--- Start Data entries ---
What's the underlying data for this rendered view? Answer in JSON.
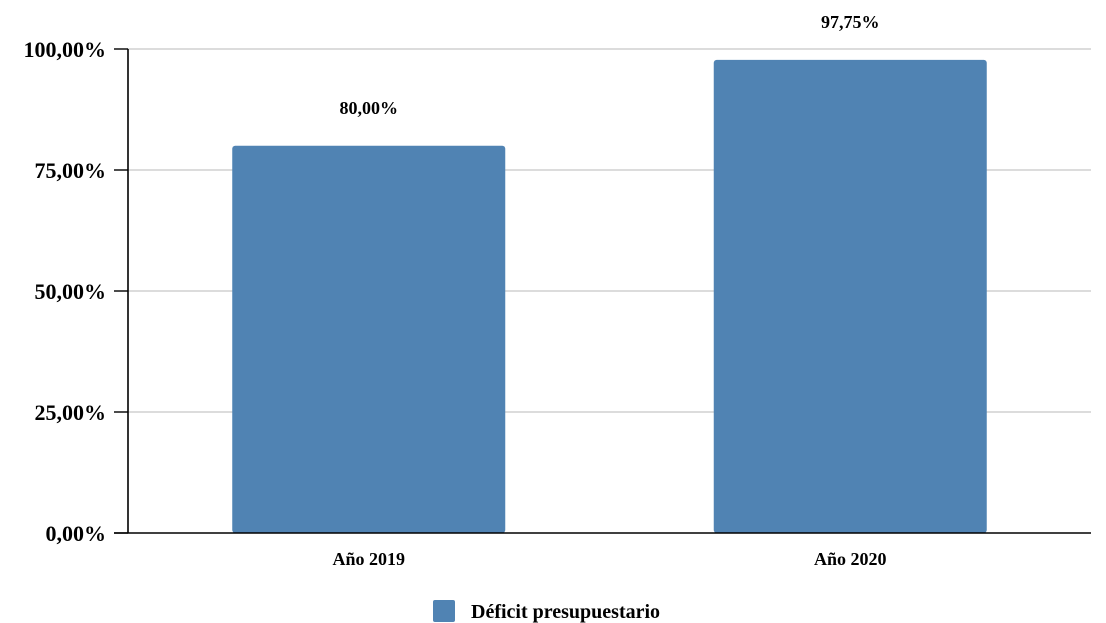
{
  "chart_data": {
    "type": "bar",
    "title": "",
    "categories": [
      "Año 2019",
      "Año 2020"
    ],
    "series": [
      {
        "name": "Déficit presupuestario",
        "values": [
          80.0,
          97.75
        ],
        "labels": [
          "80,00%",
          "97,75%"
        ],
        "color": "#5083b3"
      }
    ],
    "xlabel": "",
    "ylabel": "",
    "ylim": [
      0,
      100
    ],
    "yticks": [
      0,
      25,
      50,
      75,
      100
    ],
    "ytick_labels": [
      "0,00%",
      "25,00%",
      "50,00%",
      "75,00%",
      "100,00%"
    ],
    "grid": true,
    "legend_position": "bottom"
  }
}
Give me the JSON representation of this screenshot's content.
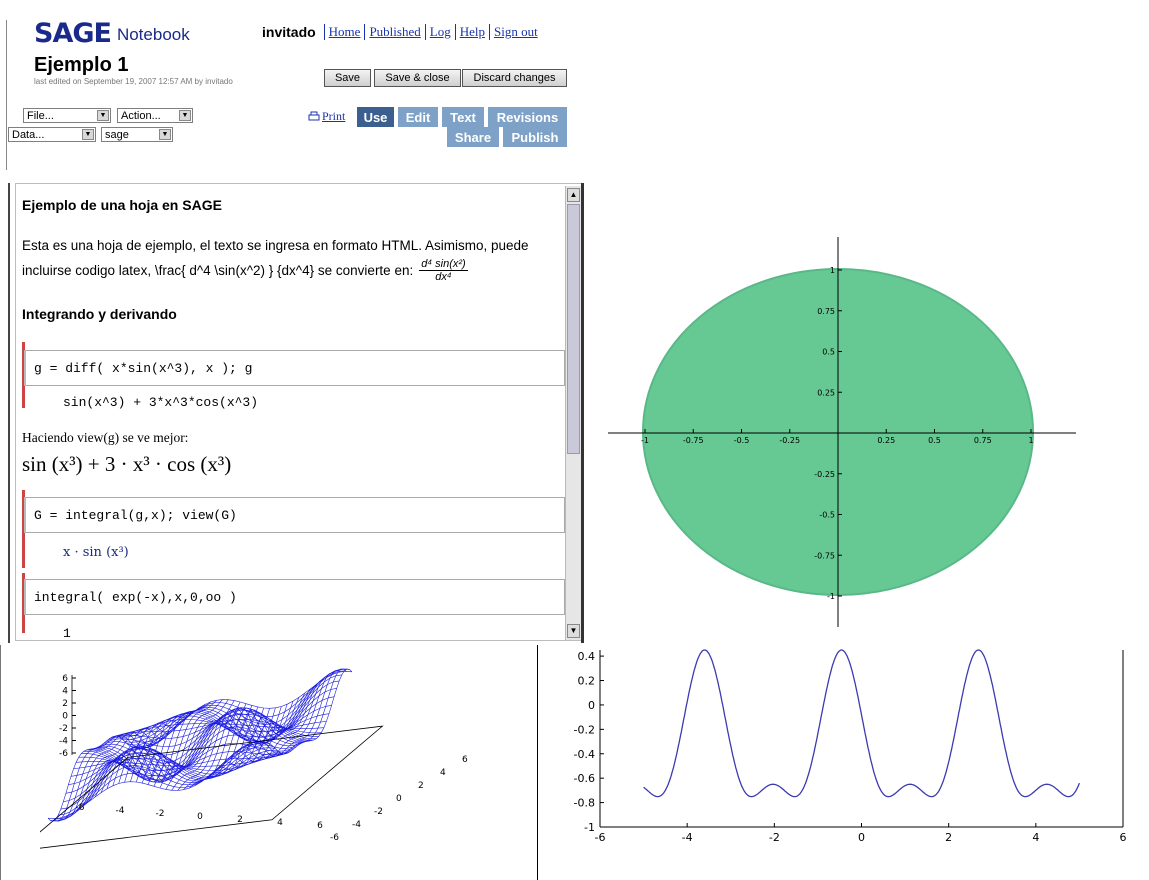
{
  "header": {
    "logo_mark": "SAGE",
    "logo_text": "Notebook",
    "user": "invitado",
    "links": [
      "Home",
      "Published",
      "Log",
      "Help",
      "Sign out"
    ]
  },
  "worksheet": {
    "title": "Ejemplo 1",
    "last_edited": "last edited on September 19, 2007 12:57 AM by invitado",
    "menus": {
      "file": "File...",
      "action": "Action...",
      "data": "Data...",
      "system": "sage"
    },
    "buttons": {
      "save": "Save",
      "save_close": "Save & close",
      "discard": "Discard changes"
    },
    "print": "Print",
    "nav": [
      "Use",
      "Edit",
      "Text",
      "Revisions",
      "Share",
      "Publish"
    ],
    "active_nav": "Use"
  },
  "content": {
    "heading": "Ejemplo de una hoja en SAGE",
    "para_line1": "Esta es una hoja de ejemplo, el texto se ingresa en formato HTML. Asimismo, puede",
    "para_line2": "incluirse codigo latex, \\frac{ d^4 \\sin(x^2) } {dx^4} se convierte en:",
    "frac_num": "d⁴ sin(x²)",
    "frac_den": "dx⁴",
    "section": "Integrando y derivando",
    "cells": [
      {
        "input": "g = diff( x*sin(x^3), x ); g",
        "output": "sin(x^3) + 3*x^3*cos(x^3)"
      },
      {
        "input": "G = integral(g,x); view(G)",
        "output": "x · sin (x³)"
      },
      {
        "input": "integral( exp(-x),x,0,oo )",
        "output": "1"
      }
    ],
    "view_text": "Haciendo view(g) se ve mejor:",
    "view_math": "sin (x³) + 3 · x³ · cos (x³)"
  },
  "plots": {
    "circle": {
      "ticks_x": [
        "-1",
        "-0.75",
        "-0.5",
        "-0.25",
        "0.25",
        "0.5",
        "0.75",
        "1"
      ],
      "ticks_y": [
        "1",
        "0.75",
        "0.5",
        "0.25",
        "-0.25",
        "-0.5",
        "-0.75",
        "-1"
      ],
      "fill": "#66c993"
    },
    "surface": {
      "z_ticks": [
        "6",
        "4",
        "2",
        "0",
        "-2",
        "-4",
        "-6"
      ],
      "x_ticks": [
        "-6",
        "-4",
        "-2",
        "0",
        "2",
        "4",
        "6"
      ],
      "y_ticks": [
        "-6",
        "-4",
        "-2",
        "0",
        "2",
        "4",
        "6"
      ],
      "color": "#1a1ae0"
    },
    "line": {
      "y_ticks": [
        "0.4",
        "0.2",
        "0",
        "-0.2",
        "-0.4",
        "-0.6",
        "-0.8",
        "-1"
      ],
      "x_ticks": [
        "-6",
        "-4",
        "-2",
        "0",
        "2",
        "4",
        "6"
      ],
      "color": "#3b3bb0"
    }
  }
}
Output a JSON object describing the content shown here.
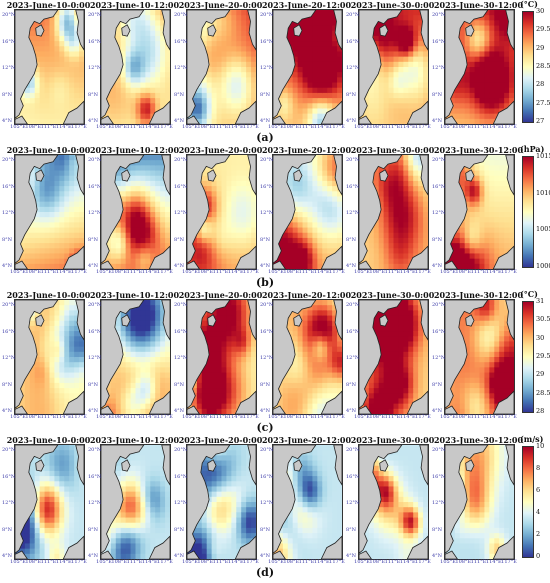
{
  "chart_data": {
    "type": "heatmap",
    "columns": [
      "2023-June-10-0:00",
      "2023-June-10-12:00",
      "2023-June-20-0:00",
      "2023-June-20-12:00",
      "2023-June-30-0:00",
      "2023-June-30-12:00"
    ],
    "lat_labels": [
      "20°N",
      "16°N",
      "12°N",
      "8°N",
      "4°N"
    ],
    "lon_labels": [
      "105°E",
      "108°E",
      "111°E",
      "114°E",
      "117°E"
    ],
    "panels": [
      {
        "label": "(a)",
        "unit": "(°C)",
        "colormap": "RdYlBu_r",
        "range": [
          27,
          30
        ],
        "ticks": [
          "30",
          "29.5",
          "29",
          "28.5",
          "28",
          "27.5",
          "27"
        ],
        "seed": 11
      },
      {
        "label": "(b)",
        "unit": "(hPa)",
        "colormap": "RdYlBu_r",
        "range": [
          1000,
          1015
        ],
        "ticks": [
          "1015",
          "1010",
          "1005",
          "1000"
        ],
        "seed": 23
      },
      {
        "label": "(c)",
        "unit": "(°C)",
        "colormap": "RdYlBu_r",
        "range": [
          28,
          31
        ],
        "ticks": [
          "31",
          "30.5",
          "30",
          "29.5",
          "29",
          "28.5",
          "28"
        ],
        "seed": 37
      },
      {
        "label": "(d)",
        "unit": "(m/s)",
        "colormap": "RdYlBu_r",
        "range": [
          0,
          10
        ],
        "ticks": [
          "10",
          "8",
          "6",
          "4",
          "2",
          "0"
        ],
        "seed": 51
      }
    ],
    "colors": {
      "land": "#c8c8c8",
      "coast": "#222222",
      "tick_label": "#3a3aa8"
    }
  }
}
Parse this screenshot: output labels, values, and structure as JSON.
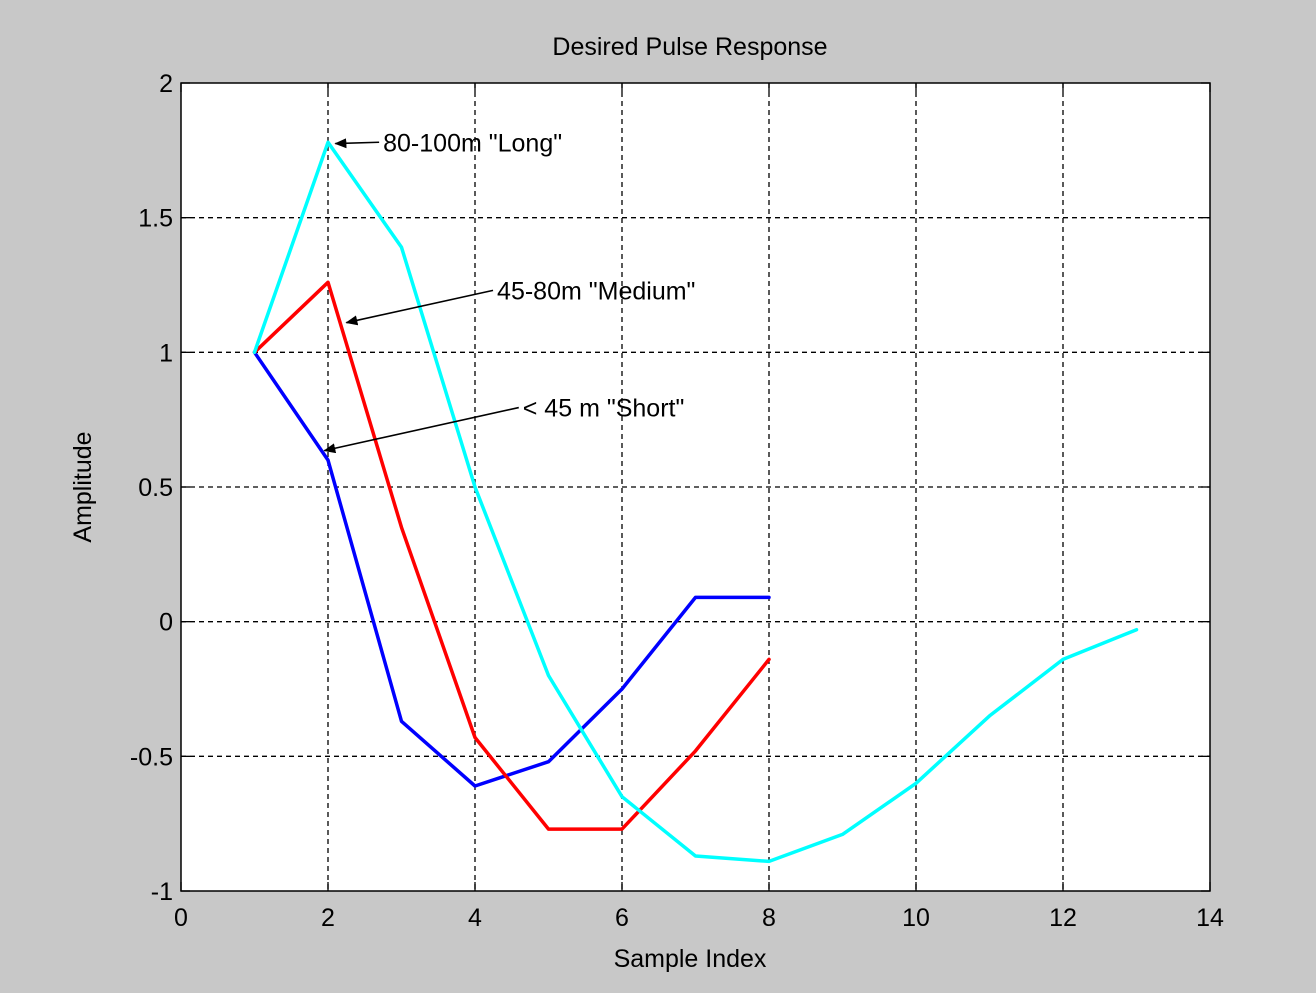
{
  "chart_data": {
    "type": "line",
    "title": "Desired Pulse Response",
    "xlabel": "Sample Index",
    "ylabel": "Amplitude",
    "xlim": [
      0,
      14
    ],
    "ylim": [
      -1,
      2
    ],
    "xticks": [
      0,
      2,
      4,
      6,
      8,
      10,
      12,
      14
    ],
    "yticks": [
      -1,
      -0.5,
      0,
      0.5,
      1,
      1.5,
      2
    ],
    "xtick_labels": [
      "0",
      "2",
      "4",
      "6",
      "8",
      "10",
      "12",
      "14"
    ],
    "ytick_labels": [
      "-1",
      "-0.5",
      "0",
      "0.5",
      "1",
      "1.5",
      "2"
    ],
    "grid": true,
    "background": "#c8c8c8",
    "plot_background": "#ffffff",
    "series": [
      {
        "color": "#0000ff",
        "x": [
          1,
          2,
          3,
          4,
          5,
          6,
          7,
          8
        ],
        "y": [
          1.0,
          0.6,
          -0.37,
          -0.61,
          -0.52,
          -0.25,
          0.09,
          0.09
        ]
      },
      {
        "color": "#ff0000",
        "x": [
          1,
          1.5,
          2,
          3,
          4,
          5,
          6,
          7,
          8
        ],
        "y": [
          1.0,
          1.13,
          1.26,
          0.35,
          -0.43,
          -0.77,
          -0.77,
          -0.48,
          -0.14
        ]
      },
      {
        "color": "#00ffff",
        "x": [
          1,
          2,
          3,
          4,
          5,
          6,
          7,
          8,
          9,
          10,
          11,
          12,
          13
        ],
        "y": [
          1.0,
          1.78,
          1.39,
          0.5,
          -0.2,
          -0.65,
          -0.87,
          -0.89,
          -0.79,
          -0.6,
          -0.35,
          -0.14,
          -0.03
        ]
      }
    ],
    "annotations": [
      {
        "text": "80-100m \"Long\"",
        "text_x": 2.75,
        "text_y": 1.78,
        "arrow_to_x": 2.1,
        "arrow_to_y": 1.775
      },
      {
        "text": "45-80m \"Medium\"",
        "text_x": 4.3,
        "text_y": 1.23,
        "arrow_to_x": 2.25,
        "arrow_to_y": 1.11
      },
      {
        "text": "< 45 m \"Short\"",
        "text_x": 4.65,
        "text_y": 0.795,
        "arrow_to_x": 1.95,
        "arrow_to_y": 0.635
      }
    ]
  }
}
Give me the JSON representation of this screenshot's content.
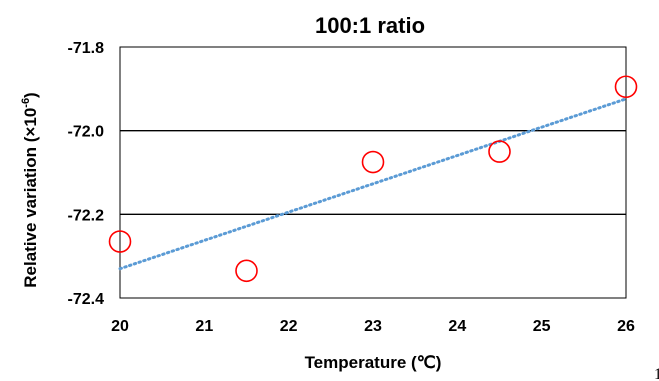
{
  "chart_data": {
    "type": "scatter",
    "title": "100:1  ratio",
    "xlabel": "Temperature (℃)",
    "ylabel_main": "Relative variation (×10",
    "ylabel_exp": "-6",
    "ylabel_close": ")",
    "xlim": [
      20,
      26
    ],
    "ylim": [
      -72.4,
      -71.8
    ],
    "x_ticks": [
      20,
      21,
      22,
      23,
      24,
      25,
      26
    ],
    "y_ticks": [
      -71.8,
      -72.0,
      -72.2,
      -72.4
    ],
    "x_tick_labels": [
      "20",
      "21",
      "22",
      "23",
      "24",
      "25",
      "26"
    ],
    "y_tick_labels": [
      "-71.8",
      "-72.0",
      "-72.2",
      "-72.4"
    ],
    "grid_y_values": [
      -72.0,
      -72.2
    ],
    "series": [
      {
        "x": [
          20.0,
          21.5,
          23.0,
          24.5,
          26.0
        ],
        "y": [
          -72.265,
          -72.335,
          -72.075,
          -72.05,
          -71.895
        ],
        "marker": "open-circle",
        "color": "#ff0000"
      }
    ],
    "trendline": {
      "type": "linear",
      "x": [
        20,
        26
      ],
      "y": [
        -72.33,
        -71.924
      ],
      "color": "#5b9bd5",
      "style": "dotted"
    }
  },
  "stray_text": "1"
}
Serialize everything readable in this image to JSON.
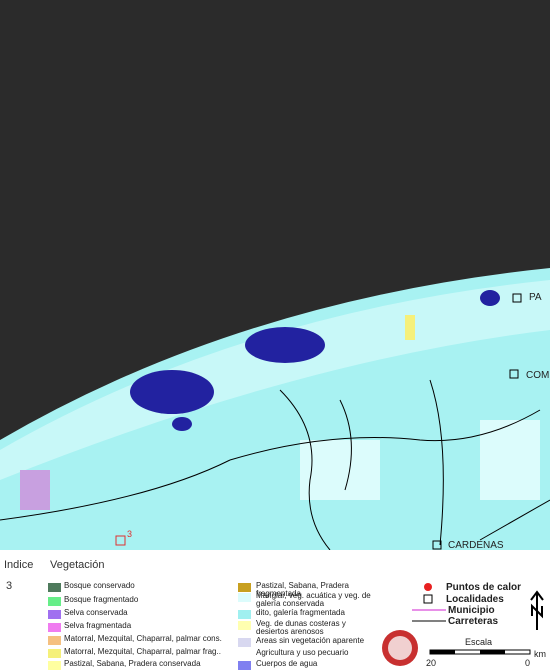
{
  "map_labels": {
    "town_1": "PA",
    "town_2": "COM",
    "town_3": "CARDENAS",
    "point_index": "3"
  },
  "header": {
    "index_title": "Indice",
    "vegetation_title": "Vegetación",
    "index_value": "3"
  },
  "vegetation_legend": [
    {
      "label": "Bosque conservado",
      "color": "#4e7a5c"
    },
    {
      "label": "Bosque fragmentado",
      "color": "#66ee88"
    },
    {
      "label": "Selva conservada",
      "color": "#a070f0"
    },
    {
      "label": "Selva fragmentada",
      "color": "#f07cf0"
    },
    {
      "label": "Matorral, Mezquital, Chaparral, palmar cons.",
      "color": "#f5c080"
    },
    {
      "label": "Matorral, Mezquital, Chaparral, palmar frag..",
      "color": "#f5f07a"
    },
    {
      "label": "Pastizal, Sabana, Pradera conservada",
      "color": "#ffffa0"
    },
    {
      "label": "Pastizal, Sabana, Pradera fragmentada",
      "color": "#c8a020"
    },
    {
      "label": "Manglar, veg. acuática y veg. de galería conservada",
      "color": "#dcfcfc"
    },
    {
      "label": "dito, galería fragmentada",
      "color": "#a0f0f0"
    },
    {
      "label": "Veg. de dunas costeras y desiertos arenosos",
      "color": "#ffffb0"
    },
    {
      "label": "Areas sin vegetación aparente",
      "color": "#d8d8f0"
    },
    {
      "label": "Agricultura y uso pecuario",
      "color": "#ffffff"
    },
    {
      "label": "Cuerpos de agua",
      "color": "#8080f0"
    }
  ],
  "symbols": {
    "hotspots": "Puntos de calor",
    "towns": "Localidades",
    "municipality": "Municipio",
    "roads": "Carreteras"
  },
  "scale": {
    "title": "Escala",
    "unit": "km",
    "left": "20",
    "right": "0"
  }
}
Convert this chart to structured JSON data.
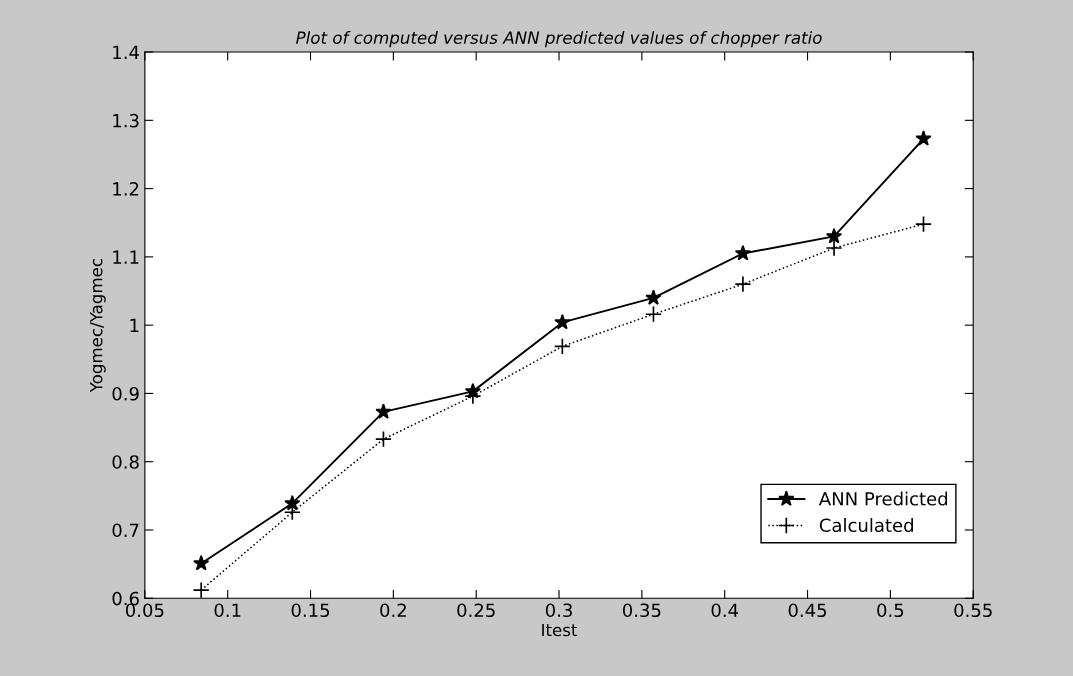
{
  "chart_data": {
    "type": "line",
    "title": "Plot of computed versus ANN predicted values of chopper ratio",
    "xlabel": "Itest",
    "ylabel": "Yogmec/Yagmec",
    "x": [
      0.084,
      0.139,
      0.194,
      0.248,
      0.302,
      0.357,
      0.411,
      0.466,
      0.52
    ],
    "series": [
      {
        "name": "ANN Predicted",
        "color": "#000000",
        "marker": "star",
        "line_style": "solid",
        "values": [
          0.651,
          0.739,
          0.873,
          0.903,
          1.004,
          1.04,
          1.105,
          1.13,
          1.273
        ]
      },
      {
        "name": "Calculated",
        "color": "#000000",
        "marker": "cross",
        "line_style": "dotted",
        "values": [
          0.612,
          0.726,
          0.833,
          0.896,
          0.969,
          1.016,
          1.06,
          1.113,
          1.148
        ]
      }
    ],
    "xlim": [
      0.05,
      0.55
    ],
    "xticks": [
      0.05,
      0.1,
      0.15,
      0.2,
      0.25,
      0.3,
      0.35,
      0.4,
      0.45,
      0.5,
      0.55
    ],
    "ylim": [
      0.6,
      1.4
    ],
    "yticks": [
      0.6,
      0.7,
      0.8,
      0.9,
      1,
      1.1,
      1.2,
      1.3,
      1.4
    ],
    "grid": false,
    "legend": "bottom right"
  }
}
--- End Data entries ---
In the lines above, find each one with "Chaparral" and list it.

      "label": "Matorral, Mezquital, Chaparral, palmar cons.",
      "label": "Matorral, Mezquital, Chaparral, palmar frag..",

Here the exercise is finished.